┏━━
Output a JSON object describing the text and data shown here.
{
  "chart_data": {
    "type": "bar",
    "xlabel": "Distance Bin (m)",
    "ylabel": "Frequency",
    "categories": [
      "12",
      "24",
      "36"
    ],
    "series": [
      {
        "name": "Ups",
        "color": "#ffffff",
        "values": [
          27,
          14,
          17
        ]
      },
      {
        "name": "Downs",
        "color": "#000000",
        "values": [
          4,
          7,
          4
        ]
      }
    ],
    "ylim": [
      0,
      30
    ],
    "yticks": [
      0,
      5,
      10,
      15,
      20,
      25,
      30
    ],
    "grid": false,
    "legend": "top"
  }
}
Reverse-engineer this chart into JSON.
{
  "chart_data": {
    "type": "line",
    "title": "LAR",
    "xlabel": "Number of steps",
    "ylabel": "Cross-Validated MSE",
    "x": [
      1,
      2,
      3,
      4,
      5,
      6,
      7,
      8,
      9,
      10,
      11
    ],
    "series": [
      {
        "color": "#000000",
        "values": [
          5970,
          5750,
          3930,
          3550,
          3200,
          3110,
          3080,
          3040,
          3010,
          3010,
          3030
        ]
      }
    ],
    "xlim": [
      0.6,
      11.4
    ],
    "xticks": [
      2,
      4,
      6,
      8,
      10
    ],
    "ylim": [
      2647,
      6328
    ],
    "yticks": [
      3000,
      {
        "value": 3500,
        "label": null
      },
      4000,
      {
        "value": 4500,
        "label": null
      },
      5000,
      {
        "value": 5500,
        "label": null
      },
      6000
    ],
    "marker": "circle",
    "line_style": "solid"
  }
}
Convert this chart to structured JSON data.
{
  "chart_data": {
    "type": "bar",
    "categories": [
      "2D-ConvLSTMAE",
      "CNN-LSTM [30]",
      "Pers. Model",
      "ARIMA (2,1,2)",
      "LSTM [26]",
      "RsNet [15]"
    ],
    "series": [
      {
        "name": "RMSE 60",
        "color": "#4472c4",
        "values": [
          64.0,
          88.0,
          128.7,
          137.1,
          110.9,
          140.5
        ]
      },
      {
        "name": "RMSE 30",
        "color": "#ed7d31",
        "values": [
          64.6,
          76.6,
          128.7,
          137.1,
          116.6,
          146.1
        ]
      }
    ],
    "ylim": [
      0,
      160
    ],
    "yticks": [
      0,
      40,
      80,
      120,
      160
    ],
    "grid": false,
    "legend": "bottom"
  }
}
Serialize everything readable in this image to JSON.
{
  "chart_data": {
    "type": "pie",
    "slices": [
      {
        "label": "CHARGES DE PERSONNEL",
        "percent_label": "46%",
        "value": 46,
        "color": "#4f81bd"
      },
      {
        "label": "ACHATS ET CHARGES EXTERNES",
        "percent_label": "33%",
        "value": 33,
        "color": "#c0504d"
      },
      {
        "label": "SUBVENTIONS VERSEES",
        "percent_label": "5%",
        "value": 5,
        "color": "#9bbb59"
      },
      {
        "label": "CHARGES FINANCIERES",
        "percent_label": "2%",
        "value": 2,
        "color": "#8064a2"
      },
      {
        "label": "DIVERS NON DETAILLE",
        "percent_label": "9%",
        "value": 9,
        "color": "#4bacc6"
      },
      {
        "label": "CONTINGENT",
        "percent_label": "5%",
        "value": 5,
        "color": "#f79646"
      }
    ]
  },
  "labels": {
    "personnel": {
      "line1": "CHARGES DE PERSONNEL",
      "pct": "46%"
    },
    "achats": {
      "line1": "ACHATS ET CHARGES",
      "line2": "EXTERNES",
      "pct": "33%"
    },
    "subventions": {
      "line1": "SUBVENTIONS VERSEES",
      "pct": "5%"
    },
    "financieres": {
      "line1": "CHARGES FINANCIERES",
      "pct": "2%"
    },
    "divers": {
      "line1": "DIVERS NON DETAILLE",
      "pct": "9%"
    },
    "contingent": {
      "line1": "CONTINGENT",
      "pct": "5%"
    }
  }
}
┗━━
→ Exercise objective
In how many lines of the data does the string "ylabel" appear? Give only the number.

→ Output of the task
2